#### [Exercise]
Present every line in which the string "Inés" appears.

-- Start Data supplied --

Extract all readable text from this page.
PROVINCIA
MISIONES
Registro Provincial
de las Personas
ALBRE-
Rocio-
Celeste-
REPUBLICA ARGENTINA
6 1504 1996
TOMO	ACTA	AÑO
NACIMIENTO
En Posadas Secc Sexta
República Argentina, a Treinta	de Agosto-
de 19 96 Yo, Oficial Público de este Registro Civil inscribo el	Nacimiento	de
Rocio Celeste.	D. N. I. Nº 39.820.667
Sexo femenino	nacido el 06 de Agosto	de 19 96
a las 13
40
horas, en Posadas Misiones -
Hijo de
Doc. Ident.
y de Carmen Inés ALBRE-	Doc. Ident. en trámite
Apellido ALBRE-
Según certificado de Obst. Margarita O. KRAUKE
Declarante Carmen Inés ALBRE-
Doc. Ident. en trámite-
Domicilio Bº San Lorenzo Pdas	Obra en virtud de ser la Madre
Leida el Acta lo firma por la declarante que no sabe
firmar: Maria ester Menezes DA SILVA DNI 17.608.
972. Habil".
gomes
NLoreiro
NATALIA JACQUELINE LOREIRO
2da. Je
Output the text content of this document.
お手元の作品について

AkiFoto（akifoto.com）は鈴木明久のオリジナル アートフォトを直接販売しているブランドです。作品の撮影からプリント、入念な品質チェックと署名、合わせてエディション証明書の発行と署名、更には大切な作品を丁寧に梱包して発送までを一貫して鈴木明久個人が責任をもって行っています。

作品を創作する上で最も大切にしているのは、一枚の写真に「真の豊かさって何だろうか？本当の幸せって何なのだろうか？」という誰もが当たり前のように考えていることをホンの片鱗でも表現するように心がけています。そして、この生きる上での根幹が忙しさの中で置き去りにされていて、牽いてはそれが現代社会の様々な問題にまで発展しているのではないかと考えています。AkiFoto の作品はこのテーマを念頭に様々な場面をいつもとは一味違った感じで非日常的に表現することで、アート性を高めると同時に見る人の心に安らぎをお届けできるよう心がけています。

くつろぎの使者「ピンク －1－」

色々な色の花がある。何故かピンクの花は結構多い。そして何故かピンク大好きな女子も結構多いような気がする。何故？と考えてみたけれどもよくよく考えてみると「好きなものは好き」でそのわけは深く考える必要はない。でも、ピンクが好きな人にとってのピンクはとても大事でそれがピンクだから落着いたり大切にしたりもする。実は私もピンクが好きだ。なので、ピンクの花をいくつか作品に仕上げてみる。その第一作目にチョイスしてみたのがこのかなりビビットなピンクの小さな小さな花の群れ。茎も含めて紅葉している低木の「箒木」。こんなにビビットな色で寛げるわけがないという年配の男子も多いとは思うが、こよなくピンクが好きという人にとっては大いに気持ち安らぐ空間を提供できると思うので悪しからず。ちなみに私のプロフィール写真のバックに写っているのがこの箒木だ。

-- End Data supplied --

#### [Task output]
y de Carmen Inés ALBRE-	Doc. Ident. en trámite
Declarante Carmen Inés ALBRE-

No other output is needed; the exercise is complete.